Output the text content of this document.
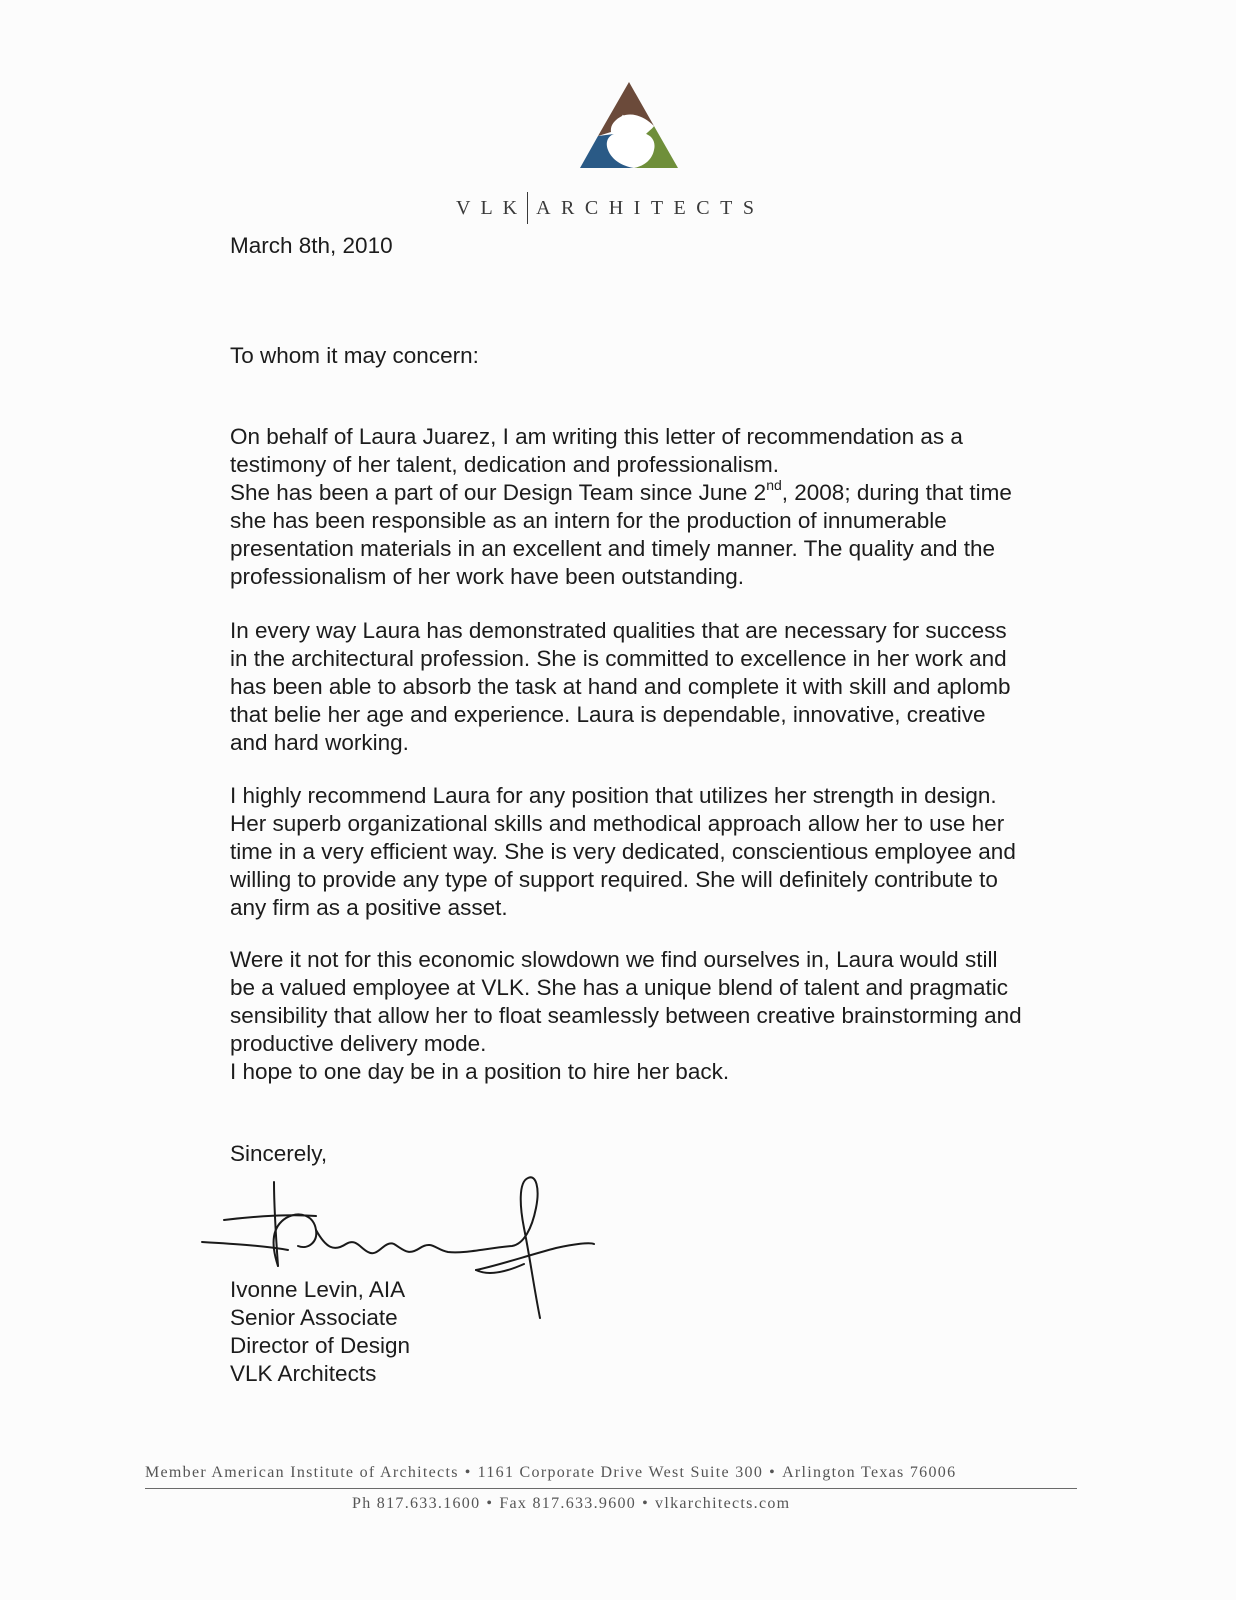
VLK ARCHITECTS
March 8th, 2010
To whom it may concern:
On behalf of Laura Juarez, I am writing this letter of recommendation as a
testimony of her talent, dedication and professionalism.
She has been a part of our Design Team since June 2nd, 2008; during that time
she has been responsible as an intern for the production of innumerable
presentation materials in an excellent and timely manner. The quality and the
professionalism of her work have been outstanding.
In every way Laura has demonstrated qualities that are necessary for success
in the architectural profession. She is committed to excellence in her work and
has been able to absorb the task at hand and complete it with skill and aplomb
that belie her age and experience. Laura is dependable, innovative, creative
and hard working.
I highly recommend Laura for any position that utilizes her strength in design.
Her superb organizational skills and methodical approach allow her to use her
time in a very efficient way. She is very dedicated, conscientious employee and
willing to provide any type of support required. She will definitely contribute to
any firm as a positive asset.
Were it not for this economic slowdown we find ourselves in, Laura would still
be a valued employee at VLK. She has a unique blend of talent and pragmatic
sensibility that allow her to float seamlessly between creative brainstorming and
productive delivery mode.
I hope to one day be in a position to hire her back.
Sincerely,
Ivonne Levin, AIA
Senior Associate
Director of Design
VLK Architects
Member American Institute of Architects • 1161 Corporate Drive West Suite 300 • Arlington Texas 76006
Ph 817.633.1600 • Fax 817.633.9600 • vlkarchitects.com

[EXERCISE DESCRIPTION]
Except for the pictures, reproduce every line exactly.

[SOLVED EXERCISE]
Output the text content of this document.
VLK ARCHITECTS
March 8th, 2010
To whom it may concern:
On behalf of Laura Juarez, I am writing this letter of recommendation as a
testimony of her talent, dedication and professionalism.
She has been a part of our Design Team since June 2nd, 2008; during that time
she has been responsible as an intern for the production of innumerable
presentation materials in an excellent and timely manner. The quality and the
professionalism of her work have been outstanding.
In every way Laura has demonstrated qualities that are necessary for success
in the architectural profession. She is committed to excellence in her work and
has been able to absorb the task at hand and complete it with skill and aplomb
that belie her age and experience. Laura is dependable, innovative, creative
and hard working.
I highly recommend Laura for any position that utilizes her strength in design.
Her superb organizational skills and methodical approach allow her to use her
time in a very efficient way. She is very dedicated, conscientious employee and
willing to provide any type of support required. She will definitely contribute to
any firm as a positive asset.
Were it not for this economic slowdown we find ourselves in, Laura would still
be a valued employee at VLK. She has a unique blend of talent and pragmatic
sensibility that allow her to float seamlessly between creative brainstorming and
productive delivery mode.
I hope to one day be in a position to hire her back.
Sincerely,
Ivonne Levin, AIA
Senior Associate
Director of Design
VLK Architects
Member American Institute of Architects • 1161 Corporate Drive West Suite 300 • Arlington Texas 76006
Ph 817.633.1600 • Fax 817.633.9600 • vlkarchitects.com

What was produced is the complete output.